Exercise description -
Repeat the data that follows, word for word, without the images.

(Data excerpts)

>>

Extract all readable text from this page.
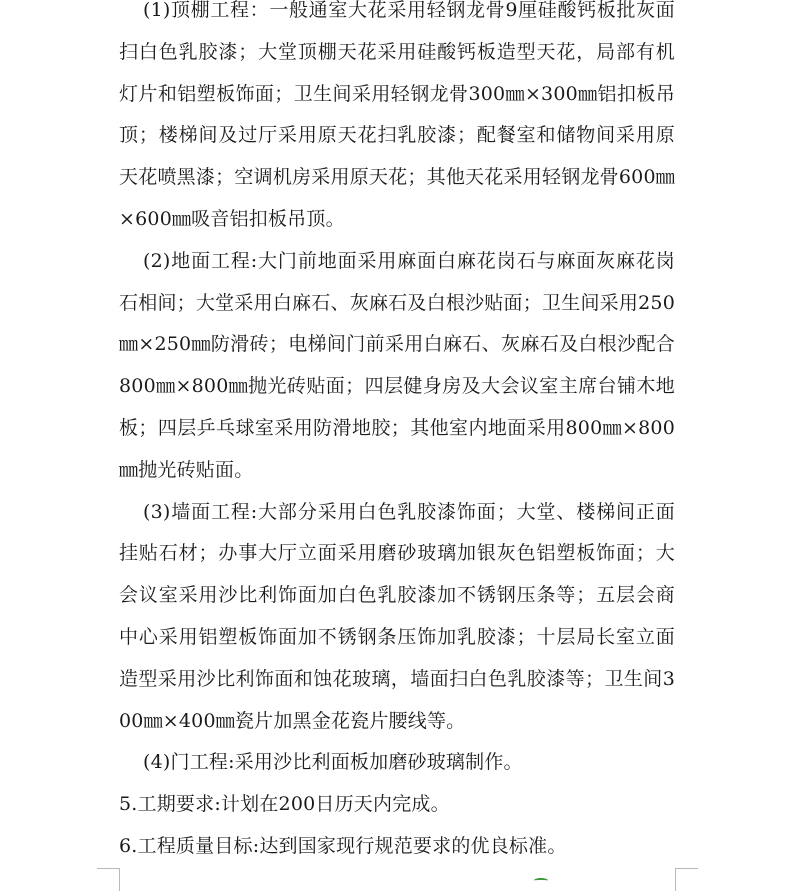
(1)顶棚工程：一般通室大花采用轻钢龙骨9厘硅酸钙板批灰面扫白色乳胶漆；大堂顶棚天花采用硅酸钙板造型天花，局部有机灯片和铝塑板饰面；卫生间采用轻钢龙骨300㎜×300㎜铝扣板吊顶；楼梯间及过厅采用原天花扫乳胶漆；配餐室和储物间采用原天花喷黑漆；空调机房采用原天花；其他天花采用轻钢龙骨600㎜×600㎜吸音铝扣板吊顶。

(2)地面工程:大门前地面采用麻面白麻花岗石与麻面灰麻花岗石相间；大堂采用白麻石、灰麻石及白根沙贴面；卫生间采用250㎜×250㎜防滑砖；电梯间门前采用白麻石、灰麻石及白根沙配合800㎜×800㎜抛光砖贴面；四层健身房及大会议室主席台铺木地板；四层乒乓球室采用防滑地胶；其他室内地面采用800㎜×800㎜抛光砖贴面。

(3)墙面工程:大部分采用白色乳胶漆饰面；大堂、楼梯间正面挂贴石材；办事大厅立面采用磨砂玻璃加银灰色铝塑板饰面；大会议室采用沙比利饰面加白色乳胶漆加不锈钢压条等；五层会商中心采用铝塑板饰面加不锈钢条压饰加乳胶漆；十层局长室立面造型采用沙比利饰面和蚀花玻璃，墙面扫白色乳胶漆等；卫生间300㎜×400㎜瓷片加黑金花瓷片腰线等。

(4)门工程:采用沙比利面板加磨砂玻璃制作。

5.工期要求:计划在200日历天内完成。

6.工程质量目标:达到国家现行规范要求的优良标准。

<<

Answer for this exercise -
Extract all readable text from this page.
(1)顶棚工程：一般通室大花采用轻钢龙骨9厘硅酸钙板批灰面扫白色乳胶漆；大堂顶棚天花采用硅酸钙板造型天花，局部有机灯片和铝塑板饰面；卫生间采用轻钢龙骨300㎜×300㎜铝扣板吊顶；楼梯间及过厅采用原天花扫乳胶漆；配餐室和储物间采用原天花喷黑漆；空调机房采用原天花；其他天花采用轻钢龙骨600㎜×600㎜吸音铝扣板吊顶。

(2)地面工程:大门前地面采用麻面白麻花岗石与麻面灰麻花岗石相间；大堂采用白麻石、灰麻石及白根沙贴面；卫生间采用250㎜×250㎜防滑砖；电梯间门前采用白麻石、灰麻石及白根沙配合800㎜×800㎜抛光砖贴面；四层健身房及大会议室主席台铺木地板；四层乒乓球室采用防滑地胶；其他室内地面采用800㎜×800㎜抛光砖贴面。

(3)墙面工程:大部分采用白色乳胶漆饰面；大堂、楼梯间正面挂贴石材；办事大厅立面采用磨砂玻璃加银灰色铝塑板饰面；大会议室采用沙比利饰面加白色乳胶漆加不锈钢压条等；五层会商中心采用铝塑板饰面加不锈钢条压饰加乳胶漆；十层局长室立面造型采用沙比利饰面和蚀花玻璃，墙面扫白色乳胶漆等；卫生间300㎜×400㎜瓷片加黑金花瓷片腰线等。

(4)门工程:采用沙比利面板加磨砂玻璃制作。

5.工期要求:计划在200日历天内完成。

6.工程质量目标:达到国家现行规范要求的优良标准。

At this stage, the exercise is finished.